Your task is to repeat the lines below exactly, excluding any pictures they contain.

##### THE DATA

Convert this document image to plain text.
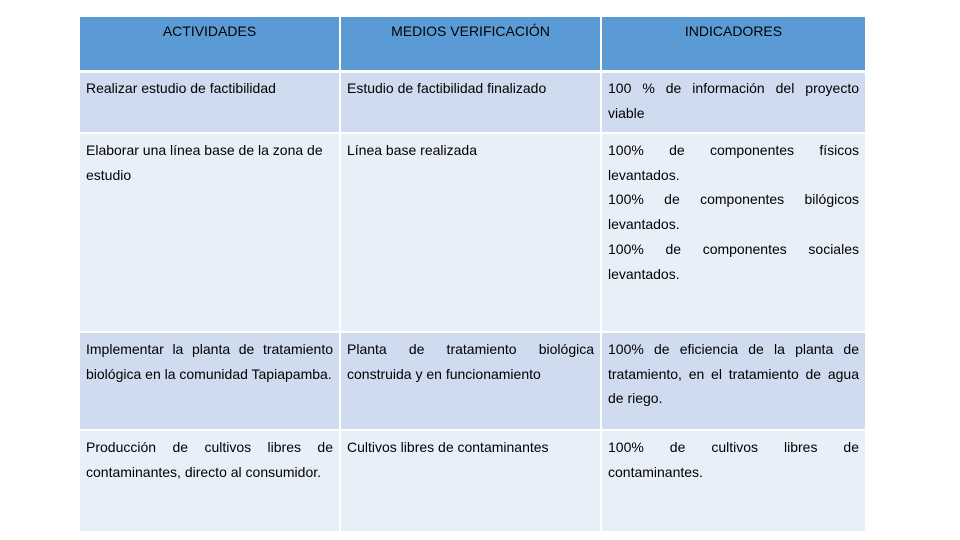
ACTIVIDADES	MEDIOS VERIFICACIÓN	INDICADORES
Realizar estudio de factibilidad	Estudio de factibilidad finalizado	100 % de información del proyecto viable
Elaborar una línea base de la zona de estudio	Línea base realizada	100% de componentes físicos levantados.
100% de componentes bilógicos levantados.
100% de componentes sociales levantados.

Implementar la planta de tratamiento biológica en la comunidad Tapiapamba.	Planta de tratamiento biológica construida y en funcionamiento	100% de eficiencia de la planta de tratamiento, en el tratamiento de agua de riego.
Producción de cultivos libres de contaminantes, directo al consumidor.	Cultivos libres de contaminantes	100% de cultivos libres de contaminantes.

##########

RESPONSE TO THIS EXERCISE:
Convert this document image to plain text.
ACTIVIDADES	MEDIOS VERIFICACIÓN	INDICADORES
Realizar estudio de factibilidad	Estudio de factibilidad finalizado	100 % de información del proyecto viable
Elaborar una línea base de la zona de estudio	Línea base realizada	100% de componentes físicos levantados.
100% de componentes bilógicos levantados.
100% de componentes sociales levantados.

Implementar la planta de tratamiento biológica en la comunidad Tapiapamba.	Planta de tratamiento biológica construida y en funcionamiento	100% de eficiencia de la planta de tratamiento, en el tratamiento de agua de riego.
Producción de cultivos libres de contaminantes, directo al consumidor.	Cultivos libres de contaminantes	100% de cultivos libres de contaminantes.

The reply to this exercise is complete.